Copy out all lines that carry the word "Predictions".

DATA TO USE:
------
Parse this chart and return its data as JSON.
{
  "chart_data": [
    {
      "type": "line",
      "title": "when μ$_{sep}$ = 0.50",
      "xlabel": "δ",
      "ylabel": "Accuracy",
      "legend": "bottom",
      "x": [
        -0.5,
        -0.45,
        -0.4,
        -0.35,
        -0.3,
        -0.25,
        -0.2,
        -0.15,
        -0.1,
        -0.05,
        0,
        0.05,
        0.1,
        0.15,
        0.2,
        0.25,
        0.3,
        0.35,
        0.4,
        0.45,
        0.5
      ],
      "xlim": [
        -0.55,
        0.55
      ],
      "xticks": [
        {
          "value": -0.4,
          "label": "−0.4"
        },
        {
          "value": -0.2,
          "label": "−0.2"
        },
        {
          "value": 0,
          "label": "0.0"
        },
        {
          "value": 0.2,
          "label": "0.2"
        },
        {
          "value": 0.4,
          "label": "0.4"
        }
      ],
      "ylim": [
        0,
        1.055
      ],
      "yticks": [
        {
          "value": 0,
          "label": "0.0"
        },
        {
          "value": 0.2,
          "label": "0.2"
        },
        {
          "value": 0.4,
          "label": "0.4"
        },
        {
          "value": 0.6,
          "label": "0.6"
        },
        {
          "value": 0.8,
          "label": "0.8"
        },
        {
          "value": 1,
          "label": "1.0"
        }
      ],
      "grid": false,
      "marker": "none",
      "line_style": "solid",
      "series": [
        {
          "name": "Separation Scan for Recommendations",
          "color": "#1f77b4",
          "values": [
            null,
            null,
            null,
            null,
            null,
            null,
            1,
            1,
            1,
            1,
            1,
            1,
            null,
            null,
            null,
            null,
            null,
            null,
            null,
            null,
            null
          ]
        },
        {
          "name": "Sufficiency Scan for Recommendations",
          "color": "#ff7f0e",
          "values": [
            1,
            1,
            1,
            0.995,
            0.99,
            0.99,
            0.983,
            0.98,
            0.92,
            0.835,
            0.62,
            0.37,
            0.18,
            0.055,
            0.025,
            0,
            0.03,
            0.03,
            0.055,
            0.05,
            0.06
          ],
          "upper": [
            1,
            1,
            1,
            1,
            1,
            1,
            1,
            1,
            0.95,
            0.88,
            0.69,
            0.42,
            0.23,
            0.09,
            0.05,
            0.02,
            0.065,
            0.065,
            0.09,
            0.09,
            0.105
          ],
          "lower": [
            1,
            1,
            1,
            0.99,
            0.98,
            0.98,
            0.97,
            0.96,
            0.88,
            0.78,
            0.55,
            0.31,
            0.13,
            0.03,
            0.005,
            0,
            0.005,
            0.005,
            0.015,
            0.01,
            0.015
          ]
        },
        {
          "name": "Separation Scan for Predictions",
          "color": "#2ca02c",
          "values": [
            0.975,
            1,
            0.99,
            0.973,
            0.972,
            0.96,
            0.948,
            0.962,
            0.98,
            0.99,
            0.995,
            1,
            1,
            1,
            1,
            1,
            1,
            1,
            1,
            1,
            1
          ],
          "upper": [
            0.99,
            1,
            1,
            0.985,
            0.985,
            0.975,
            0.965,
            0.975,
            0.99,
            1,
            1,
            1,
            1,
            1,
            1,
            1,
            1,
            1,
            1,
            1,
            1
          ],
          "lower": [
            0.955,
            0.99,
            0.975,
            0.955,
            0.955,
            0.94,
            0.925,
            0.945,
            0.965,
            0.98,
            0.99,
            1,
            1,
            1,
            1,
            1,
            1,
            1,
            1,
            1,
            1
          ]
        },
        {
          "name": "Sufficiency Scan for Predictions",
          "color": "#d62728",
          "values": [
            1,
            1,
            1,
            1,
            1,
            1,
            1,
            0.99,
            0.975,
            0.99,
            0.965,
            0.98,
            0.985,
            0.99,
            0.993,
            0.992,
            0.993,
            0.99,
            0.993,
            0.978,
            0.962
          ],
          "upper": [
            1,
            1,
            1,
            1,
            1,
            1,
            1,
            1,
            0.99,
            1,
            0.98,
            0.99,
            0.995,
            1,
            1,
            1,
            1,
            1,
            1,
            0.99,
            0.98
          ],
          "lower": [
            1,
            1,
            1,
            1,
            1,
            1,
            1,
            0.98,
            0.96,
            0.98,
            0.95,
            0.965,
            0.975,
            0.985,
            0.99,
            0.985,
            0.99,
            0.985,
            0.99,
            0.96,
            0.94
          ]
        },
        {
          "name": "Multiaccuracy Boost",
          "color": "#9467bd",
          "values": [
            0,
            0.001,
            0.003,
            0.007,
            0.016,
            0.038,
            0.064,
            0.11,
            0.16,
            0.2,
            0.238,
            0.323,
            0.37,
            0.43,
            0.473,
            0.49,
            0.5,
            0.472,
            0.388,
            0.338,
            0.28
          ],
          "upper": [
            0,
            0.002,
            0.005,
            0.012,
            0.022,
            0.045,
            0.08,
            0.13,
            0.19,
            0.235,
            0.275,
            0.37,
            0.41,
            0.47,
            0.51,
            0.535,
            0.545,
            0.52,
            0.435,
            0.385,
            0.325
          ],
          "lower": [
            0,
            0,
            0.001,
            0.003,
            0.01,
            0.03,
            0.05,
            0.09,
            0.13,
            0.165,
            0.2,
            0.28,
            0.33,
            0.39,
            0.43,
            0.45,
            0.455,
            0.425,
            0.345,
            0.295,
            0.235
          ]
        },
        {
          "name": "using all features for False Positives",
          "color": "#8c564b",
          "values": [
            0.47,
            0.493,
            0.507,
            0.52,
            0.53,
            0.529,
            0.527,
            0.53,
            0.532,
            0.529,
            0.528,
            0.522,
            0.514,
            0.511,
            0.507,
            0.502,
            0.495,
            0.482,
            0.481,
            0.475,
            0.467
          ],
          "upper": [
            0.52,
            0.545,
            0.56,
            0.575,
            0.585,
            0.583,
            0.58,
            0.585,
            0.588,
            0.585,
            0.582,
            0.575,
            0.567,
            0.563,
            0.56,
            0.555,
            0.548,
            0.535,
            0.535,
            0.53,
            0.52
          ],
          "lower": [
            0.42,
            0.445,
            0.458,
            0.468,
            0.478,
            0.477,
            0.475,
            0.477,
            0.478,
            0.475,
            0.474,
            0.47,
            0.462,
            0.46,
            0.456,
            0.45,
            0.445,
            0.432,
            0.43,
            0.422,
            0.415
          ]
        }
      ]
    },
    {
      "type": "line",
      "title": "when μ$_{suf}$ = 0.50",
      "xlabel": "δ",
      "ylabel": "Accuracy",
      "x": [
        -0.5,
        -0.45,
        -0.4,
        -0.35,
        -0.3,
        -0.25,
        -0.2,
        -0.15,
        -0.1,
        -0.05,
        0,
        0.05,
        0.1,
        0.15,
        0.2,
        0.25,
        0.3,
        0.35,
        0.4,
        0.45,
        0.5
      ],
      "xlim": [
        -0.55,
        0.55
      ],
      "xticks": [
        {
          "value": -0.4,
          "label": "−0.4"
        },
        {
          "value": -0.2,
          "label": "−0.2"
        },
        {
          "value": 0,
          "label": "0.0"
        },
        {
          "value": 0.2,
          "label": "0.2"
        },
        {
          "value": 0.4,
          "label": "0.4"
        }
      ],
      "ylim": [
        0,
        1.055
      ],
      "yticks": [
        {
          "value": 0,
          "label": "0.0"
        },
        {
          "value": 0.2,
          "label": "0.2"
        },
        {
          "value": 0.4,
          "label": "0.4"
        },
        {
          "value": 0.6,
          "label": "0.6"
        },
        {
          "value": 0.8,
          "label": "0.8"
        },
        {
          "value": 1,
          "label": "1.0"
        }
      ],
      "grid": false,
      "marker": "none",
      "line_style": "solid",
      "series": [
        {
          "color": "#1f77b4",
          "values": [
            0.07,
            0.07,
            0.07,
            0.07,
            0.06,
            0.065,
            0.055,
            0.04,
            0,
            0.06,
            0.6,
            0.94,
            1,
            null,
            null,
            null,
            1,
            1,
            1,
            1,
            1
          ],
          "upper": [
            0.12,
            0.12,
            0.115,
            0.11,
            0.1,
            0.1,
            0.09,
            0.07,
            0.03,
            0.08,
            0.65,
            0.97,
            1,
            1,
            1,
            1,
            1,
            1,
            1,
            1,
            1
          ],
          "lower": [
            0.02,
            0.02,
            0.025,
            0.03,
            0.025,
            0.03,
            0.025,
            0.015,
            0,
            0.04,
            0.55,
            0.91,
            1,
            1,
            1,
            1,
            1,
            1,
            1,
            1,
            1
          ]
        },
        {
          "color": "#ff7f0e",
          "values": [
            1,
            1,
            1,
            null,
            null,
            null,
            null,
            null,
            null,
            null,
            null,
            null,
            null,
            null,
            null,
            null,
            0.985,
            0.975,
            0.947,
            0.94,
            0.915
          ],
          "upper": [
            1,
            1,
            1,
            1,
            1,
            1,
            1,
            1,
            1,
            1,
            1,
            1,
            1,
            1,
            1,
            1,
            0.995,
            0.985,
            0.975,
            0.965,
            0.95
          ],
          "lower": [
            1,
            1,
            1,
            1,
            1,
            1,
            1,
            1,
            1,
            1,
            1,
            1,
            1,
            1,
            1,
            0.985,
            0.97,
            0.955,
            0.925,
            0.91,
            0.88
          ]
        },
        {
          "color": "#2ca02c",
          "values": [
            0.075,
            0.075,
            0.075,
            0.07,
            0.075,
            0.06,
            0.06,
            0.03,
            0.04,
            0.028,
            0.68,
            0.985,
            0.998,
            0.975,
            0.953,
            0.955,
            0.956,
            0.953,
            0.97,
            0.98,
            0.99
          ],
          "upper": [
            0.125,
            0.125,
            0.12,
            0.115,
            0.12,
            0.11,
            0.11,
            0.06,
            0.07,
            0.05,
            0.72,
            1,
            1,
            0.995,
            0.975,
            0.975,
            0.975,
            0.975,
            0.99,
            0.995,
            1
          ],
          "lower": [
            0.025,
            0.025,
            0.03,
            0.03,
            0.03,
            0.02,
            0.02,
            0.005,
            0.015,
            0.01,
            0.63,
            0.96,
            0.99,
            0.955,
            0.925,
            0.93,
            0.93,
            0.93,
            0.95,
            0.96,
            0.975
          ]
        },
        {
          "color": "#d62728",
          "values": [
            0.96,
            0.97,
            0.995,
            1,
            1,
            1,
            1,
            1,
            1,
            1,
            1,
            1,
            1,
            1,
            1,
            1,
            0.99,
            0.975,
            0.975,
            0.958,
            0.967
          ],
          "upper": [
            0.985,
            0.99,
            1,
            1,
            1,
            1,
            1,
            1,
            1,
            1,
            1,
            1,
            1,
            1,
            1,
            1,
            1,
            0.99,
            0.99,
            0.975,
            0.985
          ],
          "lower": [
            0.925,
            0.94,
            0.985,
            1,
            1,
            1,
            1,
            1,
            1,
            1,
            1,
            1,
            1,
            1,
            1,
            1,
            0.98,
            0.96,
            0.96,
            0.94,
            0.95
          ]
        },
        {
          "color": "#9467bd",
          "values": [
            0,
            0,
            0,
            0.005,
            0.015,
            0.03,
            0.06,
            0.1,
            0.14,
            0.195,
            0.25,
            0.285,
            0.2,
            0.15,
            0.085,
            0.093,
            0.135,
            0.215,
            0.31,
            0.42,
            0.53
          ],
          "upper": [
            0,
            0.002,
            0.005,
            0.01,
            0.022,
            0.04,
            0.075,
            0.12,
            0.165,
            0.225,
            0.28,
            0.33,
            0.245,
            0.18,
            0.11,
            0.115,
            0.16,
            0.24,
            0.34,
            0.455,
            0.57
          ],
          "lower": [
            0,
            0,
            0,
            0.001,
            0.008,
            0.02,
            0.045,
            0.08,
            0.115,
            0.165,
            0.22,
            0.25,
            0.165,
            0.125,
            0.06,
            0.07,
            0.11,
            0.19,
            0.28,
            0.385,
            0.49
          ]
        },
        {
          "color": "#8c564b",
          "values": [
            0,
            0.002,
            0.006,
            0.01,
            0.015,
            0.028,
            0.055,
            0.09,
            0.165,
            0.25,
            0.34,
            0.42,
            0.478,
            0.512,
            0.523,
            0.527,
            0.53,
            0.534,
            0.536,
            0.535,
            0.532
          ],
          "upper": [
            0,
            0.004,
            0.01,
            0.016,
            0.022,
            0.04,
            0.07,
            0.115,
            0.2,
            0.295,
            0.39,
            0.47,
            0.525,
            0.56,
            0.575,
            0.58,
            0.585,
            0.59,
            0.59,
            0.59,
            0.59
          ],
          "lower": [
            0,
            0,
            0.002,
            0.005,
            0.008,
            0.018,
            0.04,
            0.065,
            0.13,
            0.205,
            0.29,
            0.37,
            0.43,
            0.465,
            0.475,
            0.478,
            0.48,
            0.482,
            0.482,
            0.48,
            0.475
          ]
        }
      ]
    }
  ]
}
------
OUTPUT FOR THIS EXERCISE:
          "name": "Separation Scan for Predictions",
          "name": "Sufficiency Scan for Predictions",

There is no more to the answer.